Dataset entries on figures
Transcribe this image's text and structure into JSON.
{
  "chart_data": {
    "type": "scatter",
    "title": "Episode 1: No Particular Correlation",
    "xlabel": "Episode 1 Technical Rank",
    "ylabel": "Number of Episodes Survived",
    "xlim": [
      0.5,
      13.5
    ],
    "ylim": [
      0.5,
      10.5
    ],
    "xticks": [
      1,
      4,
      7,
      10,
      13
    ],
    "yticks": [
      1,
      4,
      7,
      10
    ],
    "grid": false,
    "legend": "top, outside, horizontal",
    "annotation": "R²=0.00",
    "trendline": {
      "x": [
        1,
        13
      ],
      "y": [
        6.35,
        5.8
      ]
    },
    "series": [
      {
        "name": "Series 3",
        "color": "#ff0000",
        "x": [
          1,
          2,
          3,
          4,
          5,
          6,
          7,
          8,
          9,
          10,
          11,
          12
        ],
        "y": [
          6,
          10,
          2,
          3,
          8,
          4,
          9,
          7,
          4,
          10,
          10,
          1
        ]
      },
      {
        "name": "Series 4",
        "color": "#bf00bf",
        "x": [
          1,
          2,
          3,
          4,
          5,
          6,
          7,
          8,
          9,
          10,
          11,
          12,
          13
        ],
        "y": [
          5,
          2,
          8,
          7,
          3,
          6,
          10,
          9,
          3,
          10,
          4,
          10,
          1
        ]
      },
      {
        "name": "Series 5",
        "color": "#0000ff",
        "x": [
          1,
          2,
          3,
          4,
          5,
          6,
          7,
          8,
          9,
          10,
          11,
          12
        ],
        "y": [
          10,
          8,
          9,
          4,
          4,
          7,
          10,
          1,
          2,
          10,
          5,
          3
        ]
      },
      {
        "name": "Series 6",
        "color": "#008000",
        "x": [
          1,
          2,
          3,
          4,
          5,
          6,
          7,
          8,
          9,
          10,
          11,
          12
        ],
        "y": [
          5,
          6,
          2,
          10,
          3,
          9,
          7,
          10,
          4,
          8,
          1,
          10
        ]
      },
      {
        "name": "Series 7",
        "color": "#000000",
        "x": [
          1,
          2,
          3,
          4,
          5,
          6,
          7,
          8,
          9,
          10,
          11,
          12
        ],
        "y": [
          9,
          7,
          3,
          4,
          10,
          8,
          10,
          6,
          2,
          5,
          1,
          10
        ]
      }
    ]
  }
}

**Your goal:** Transcribe all of the material exactly. Omit nothing.

**Answer to the problem:**
Transcribe this image's text and structure into JSON.
{
  "chart_data": {
    "type": "scatter",
    "title": "Episode 1: No Particular Correlation",
    "xlabel": "Episode 1 Technical Rank",
    "ylabel": "Number of Episodes Survived",
    "xlim": [
      0.5,
      13.5
    ],
    "ylim": [
      0.5,
      10.5
    ],
    "xticks": [
      1,
      4,
      7,
      10,
      13
    ],
    "yticks": [
      1,
      4,
      7,
      10
    ],
    "grid": false,
    "legend": "top, outside, horizontal",
    "annotation": "R²=0.00",
    "trendline": {
      "x": [
        1,
        13
      ],
      "y": [
        6.35,
        5.8
      ]
    },
    "series": [
      {
        "name": "Series 3",
        "color": "#ff0000",
        "x": [
          1,
          2,
          3,
          4,
          5,
          6,
          7,
          8,
          9,
          10,
          11,
          12
        ],
        "y": [
          6,
          10,
          2,
          3,
          8,
          4,
          9,
          7,
          4,
          10,
          10,
          1
        ]
      },
      {
        "name": "Series 4",
        "color": "#bf00bf",
        "x": [
          1,
          2,
          3,
          4,
          5,
          6,
          7,
          8,
          9,
          10,
          11,
          12,
          13
        ],
        "y": [
          5,
          2,
          8,
          7,
          3,
          6,
          10,
          9,
          3,
          10,
          4,
          10,
          1
        ]
      },
      {
        "name": "Series 5",
        "color": "#0000ff",
        "x": [
          1,
          2,
          3,
          4,
          5,
          6,
          7,
          8,
          9,
          10,
          11,
          12
        ],
        "y": [
          10,
          8,
          9,
          4,
          4,
          7,
          10,
          1,
          2,
          10,
          5,
          3
        ]
      },
      {
        "name": "Series 6",
        "color": "#008000",
        "x": [
          1,
          2,
          3,
          4,
          5,
          6,
          7,
          8,
          9,
          10,
          11,
          12
        ],
        "y": [
          5,
          6,
          2,
          10,
          3,
          9,
          7,
          10,
          4,
          8,
          1,
          10
        ]
      },
      {
        "name": "Series 7",
        "color": "#000000",
        "x": [
          1,
          2,
          3,
          4,
          5,
          6,
          7,
          8,
          9,
          10,
          11,
          12
        ],
        "y": [
          9,
          7,
          3,
          4,
          10,
          8,
          10,
          6,
          2,
          5,
          1,
          10
        ]
      }
    ]
  }
}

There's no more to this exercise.